### Task statement
Take each line that has the word "subtitle" and return it.

### Information provided
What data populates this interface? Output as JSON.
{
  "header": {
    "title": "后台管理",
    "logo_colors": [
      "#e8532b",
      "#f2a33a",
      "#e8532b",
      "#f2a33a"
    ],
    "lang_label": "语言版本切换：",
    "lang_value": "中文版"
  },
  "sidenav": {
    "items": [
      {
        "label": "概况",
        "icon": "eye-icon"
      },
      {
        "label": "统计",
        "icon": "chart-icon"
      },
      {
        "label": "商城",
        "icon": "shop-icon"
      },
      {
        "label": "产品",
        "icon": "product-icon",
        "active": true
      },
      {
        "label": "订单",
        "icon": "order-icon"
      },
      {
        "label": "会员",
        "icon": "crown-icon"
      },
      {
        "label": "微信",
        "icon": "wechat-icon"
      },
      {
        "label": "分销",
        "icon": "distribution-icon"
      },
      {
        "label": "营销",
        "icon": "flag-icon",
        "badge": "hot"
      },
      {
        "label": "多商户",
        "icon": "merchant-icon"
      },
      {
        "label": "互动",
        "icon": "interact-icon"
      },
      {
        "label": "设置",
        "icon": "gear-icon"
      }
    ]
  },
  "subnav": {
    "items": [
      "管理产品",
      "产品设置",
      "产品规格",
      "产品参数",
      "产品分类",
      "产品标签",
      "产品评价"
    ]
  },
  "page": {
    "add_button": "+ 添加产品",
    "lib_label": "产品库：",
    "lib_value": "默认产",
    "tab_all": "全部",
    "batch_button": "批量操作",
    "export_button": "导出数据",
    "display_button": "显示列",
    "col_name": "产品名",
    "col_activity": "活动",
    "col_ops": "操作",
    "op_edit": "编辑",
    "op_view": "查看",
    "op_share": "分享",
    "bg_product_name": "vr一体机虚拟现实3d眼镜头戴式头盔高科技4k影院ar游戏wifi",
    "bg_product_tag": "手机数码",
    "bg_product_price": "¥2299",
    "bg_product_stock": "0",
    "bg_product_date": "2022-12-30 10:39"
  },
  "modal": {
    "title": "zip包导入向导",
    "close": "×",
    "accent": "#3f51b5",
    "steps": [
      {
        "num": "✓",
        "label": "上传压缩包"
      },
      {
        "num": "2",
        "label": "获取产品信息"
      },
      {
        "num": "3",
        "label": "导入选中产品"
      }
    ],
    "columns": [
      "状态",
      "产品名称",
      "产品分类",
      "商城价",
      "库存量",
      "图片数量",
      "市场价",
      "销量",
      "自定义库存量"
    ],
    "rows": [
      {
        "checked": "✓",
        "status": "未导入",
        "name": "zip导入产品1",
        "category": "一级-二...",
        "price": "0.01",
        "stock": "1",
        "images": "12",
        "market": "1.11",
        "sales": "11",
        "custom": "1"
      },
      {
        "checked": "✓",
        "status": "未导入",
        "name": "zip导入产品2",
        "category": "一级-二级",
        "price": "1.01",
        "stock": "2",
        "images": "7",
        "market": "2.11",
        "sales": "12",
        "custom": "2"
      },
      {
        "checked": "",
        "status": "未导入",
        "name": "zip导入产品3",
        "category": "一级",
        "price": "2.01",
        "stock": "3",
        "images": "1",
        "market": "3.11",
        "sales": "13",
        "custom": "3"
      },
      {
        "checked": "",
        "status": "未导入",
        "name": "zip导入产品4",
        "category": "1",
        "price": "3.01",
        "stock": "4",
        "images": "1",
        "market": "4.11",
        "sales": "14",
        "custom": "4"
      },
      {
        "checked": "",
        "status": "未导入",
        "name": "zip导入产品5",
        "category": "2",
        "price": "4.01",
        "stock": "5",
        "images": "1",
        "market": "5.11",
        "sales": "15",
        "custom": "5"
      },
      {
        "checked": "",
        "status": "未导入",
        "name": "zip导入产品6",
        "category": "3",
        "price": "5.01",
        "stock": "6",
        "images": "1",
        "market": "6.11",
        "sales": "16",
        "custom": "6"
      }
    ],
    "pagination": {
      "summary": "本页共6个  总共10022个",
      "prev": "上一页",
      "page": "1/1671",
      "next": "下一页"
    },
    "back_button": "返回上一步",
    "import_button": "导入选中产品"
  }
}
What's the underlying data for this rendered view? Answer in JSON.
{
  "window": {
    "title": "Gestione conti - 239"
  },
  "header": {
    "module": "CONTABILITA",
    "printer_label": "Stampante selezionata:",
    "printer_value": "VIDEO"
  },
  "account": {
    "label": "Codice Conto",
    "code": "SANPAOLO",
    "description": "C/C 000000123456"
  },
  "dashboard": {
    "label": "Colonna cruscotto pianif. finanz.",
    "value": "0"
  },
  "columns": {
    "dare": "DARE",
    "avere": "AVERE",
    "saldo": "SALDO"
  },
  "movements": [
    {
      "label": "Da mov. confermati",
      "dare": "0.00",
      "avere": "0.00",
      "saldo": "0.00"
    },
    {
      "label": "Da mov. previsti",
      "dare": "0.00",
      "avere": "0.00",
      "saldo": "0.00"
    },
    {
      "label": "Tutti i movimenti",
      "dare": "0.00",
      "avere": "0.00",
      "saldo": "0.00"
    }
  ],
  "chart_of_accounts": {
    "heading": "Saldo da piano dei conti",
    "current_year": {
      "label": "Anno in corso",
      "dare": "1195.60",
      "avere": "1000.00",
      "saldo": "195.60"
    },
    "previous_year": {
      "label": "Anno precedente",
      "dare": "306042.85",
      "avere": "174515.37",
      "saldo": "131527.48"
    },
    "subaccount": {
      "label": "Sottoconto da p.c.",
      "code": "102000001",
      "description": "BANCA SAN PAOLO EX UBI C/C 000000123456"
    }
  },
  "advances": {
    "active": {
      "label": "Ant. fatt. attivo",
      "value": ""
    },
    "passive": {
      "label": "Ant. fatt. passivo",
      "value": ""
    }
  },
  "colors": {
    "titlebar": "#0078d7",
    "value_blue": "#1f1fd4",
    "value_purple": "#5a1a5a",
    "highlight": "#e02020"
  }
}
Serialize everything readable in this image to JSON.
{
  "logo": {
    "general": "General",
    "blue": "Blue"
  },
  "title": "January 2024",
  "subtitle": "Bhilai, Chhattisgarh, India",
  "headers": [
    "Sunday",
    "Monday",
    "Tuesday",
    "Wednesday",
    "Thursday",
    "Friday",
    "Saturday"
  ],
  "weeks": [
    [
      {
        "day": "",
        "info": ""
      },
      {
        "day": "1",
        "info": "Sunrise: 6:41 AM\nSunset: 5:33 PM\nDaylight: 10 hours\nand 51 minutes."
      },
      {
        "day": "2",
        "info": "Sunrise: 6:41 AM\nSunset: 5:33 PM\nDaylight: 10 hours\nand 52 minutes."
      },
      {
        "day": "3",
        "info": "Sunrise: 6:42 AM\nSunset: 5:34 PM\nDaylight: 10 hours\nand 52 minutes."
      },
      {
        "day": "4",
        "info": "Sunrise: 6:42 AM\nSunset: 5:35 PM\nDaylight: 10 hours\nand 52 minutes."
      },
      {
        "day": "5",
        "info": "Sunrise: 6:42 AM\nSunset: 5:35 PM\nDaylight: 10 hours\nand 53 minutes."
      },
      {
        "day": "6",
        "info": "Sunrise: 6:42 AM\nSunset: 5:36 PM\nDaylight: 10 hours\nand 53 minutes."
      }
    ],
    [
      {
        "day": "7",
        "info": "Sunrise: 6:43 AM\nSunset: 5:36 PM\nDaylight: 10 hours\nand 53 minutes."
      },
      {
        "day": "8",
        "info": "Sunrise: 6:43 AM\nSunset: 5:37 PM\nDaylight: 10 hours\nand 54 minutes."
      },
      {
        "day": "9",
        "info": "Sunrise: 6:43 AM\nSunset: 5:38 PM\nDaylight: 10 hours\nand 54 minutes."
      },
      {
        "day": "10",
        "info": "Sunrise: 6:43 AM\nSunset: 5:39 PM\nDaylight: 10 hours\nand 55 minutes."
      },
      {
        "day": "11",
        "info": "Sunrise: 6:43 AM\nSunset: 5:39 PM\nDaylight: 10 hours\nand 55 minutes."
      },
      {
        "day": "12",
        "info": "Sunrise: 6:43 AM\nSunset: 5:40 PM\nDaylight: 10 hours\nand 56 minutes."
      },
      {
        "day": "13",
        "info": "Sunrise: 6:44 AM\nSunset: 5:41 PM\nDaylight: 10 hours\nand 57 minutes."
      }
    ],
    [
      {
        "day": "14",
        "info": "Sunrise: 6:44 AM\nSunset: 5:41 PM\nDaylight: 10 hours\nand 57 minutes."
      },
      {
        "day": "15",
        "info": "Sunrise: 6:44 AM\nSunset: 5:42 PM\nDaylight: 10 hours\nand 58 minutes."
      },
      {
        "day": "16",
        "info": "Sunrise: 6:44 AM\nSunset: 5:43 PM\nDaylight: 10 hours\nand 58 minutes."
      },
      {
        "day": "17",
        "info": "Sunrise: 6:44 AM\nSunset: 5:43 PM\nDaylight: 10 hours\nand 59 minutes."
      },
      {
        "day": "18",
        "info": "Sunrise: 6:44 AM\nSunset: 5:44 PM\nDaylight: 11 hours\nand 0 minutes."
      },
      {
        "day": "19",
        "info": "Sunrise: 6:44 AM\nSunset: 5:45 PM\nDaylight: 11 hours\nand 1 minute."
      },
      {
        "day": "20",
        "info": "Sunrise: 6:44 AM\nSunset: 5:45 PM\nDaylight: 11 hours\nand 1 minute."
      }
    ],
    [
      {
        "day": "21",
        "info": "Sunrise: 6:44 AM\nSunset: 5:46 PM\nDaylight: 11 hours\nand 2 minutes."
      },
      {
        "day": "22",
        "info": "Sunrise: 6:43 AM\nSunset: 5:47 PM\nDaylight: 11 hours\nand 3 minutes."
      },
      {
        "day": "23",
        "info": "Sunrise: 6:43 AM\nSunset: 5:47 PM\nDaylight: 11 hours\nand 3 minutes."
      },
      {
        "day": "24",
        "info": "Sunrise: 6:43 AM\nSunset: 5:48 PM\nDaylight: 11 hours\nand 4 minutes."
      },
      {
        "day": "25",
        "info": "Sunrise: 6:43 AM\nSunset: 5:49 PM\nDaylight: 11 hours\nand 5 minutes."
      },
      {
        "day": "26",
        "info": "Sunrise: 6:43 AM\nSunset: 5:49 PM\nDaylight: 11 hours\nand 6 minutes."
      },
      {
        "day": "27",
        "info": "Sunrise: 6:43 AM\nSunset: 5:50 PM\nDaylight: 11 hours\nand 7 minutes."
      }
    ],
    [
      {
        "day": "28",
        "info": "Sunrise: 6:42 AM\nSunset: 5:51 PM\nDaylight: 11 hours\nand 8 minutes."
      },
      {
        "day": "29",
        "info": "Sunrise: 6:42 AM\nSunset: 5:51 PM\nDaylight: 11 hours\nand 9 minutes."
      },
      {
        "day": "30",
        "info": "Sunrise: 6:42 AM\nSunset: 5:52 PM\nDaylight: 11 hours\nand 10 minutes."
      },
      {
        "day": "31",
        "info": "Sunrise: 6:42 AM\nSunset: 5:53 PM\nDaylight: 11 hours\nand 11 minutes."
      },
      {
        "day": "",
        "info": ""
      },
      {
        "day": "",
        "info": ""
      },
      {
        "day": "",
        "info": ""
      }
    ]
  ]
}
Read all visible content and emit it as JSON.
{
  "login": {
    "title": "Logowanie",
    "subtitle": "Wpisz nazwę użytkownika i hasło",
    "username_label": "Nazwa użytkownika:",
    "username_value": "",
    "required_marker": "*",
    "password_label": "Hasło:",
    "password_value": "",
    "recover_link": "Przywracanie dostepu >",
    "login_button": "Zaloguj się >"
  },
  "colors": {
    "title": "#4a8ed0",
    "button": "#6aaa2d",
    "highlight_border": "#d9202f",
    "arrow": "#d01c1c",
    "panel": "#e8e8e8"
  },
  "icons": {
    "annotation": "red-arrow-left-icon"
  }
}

### Answer to this task
  "subtitle": "Bhilai, Chhattisgarh, India",
    "subtitle": "Wpisz nazwę użytkownika i hasło",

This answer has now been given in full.